----- Records to process -----

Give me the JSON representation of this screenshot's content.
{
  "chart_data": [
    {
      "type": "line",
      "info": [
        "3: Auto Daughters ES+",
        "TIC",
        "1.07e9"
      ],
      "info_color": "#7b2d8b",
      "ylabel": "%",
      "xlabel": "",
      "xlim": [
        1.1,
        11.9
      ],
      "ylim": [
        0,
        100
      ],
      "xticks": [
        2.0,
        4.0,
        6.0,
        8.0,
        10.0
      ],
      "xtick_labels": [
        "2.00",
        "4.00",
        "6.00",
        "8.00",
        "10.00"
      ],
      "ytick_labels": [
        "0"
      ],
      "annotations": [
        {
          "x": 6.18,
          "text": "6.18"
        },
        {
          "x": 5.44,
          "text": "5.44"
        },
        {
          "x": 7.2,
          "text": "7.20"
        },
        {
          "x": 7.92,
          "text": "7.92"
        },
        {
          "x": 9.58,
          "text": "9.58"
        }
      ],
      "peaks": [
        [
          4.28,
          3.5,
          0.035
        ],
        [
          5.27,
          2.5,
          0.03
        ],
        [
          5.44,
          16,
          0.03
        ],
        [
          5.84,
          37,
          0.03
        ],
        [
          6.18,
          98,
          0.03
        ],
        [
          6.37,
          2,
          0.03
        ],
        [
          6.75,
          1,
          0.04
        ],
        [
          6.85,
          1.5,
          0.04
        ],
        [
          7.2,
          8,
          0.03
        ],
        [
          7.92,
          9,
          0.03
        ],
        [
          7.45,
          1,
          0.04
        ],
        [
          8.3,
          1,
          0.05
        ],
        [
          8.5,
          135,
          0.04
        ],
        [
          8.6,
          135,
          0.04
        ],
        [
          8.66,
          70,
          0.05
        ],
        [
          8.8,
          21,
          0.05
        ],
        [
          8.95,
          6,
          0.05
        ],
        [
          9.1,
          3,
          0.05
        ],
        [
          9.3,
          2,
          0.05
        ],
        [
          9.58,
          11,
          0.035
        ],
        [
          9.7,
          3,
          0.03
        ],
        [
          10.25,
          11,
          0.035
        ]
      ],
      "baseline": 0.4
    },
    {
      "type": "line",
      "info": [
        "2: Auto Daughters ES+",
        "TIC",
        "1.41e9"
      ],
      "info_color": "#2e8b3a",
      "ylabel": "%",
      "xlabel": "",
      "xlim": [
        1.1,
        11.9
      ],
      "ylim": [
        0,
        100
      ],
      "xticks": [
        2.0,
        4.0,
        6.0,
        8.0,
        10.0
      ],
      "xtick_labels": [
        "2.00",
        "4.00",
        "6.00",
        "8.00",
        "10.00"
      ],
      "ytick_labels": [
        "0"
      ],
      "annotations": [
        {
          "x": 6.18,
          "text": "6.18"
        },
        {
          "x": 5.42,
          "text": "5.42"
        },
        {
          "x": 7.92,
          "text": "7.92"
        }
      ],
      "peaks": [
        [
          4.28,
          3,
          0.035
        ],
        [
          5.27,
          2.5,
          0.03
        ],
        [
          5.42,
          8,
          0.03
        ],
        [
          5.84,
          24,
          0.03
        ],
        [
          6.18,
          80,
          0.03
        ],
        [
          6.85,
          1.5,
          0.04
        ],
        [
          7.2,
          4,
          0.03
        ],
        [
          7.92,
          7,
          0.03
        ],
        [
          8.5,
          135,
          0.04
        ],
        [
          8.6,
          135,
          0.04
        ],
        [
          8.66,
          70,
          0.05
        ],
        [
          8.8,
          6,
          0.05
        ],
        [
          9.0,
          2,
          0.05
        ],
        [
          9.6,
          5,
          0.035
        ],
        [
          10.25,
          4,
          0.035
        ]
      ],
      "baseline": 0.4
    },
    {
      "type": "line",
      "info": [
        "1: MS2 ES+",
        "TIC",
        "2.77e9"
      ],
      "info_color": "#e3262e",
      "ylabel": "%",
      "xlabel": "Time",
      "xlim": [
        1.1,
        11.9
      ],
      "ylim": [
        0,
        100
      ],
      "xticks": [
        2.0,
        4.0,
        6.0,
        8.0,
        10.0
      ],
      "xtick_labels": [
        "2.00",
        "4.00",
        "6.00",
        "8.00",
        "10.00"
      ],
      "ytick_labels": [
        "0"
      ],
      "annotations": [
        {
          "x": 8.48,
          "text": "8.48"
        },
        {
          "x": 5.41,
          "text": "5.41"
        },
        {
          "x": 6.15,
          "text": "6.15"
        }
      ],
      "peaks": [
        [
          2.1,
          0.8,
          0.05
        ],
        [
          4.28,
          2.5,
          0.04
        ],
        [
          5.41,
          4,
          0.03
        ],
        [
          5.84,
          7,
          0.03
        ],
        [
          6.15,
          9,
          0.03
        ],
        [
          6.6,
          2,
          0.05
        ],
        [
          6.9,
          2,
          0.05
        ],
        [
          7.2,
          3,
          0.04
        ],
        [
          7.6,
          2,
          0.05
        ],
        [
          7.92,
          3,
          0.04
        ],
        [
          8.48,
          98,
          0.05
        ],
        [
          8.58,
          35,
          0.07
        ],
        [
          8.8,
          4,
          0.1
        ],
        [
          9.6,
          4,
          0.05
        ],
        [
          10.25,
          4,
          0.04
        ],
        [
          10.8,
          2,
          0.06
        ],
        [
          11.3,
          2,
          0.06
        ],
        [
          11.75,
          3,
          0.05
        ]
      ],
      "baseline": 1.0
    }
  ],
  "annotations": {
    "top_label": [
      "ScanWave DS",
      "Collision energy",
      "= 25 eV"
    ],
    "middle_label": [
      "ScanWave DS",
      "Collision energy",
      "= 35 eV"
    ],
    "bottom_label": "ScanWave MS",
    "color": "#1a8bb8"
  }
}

-----
----- Records to process -----

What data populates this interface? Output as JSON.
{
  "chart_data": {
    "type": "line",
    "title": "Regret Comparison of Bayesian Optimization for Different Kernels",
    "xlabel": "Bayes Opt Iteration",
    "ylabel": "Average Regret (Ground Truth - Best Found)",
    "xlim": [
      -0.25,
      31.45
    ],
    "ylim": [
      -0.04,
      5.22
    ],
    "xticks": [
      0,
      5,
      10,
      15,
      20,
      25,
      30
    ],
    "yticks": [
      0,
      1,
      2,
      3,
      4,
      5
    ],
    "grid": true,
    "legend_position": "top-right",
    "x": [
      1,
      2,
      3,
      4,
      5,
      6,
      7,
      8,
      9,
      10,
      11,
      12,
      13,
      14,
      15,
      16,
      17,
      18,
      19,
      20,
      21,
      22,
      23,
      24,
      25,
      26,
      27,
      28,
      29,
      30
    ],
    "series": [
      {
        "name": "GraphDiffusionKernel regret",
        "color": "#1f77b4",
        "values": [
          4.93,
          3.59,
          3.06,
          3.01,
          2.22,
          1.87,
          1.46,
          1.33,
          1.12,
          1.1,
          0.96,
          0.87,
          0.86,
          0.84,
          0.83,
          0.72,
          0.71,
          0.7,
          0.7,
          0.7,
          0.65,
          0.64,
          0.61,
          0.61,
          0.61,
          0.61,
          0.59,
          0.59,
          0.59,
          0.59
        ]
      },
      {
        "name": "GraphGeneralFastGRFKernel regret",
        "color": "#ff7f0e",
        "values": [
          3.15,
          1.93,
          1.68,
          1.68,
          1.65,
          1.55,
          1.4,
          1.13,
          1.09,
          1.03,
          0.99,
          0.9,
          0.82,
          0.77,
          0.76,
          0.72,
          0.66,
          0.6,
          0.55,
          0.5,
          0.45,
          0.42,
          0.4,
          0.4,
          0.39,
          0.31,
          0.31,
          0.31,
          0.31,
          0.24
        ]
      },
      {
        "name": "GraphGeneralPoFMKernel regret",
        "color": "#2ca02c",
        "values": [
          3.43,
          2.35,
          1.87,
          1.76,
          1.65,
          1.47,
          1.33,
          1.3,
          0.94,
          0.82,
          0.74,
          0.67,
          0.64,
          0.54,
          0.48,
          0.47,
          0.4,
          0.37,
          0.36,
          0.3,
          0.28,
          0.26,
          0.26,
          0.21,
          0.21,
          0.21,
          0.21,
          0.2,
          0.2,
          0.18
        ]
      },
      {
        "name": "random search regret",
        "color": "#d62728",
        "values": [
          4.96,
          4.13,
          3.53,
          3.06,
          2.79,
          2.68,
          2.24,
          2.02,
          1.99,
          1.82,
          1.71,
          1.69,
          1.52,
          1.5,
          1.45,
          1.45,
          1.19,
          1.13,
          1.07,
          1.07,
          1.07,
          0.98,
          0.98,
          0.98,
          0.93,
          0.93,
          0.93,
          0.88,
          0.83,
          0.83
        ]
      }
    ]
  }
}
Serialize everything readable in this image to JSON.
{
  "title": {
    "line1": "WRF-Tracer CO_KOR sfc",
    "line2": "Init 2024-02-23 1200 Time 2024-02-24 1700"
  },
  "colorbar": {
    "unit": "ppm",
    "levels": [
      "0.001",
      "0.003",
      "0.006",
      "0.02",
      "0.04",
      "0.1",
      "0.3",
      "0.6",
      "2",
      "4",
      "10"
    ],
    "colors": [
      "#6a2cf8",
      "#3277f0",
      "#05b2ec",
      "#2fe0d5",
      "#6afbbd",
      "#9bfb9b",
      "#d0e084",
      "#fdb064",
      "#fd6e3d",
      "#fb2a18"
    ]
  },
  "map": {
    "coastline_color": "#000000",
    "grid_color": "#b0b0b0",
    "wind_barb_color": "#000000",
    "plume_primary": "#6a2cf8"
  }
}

-----
----- Records to process -----

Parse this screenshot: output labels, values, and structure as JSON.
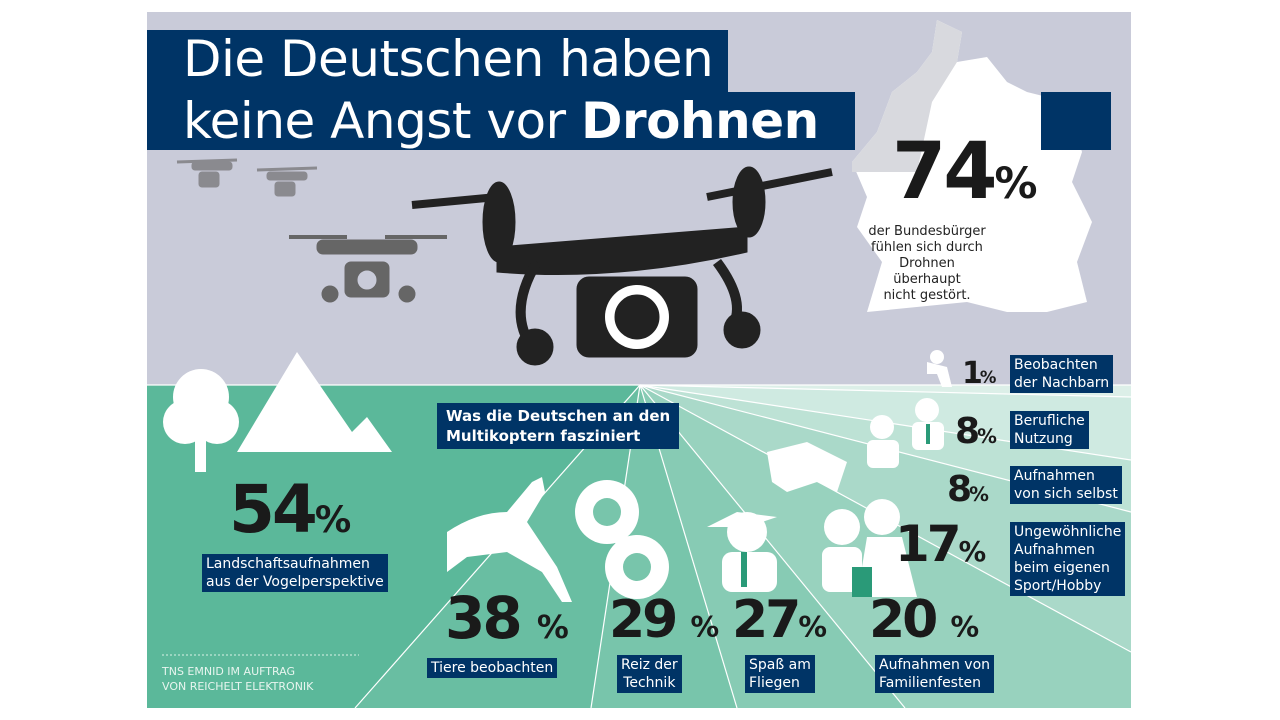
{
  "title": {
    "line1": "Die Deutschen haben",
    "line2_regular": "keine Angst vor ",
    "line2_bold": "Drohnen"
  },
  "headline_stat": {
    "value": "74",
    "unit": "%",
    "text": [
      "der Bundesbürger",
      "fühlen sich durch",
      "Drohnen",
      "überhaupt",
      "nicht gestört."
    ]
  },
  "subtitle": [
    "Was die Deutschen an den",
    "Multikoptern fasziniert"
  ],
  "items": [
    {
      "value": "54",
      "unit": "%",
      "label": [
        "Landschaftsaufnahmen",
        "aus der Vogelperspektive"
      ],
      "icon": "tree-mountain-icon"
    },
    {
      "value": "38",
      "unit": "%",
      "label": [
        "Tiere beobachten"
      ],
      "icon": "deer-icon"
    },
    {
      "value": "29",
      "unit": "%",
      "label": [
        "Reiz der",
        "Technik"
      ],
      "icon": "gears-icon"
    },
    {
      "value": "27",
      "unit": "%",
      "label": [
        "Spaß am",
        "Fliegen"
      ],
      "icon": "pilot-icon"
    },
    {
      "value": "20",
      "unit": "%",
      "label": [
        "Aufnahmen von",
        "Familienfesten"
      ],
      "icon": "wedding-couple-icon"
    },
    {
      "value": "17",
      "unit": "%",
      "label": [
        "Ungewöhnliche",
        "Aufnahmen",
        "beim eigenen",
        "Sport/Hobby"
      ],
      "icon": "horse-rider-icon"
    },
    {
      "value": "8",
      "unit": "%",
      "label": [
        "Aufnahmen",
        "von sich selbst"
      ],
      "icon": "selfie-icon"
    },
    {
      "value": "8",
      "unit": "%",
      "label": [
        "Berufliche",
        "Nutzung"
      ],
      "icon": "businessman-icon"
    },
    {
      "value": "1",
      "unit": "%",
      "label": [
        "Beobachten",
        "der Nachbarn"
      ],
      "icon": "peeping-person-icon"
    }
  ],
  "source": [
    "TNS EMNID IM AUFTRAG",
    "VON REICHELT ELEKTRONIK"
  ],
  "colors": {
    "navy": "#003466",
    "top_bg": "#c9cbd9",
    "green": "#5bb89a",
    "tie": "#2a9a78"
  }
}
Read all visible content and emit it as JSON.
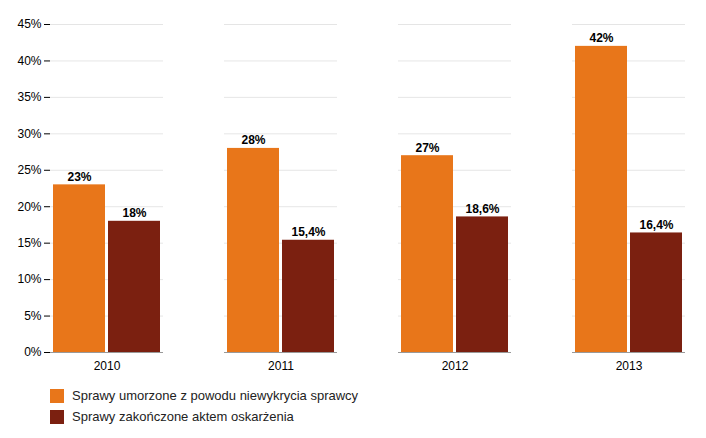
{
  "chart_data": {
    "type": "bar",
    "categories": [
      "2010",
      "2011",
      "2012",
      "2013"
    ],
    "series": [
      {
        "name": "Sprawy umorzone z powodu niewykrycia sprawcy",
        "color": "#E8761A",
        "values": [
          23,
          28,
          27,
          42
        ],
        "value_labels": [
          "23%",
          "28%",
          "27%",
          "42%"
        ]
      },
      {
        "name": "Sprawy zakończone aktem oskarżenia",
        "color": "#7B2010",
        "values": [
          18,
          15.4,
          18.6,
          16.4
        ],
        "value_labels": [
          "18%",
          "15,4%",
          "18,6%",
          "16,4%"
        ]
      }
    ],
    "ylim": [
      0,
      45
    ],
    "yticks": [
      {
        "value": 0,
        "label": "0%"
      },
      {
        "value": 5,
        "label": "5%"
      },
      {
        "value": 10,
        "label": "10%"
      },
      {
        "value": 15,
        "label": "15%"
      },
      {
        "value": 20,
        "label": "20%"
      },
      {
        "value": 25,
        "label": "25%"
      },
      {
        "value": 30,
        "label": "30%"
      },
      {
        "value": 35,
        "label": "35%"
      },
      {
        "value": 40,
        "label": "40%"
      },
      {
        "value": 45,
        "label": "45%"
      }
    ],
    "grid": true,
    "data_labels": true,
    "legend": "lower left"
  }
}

-----

**Aim of the exercise:**
Gather each line holding the string "Deutschen".

**Exercise result:**
    "line1": "Die Deutschen haben",
    "Was die Deutschen an den",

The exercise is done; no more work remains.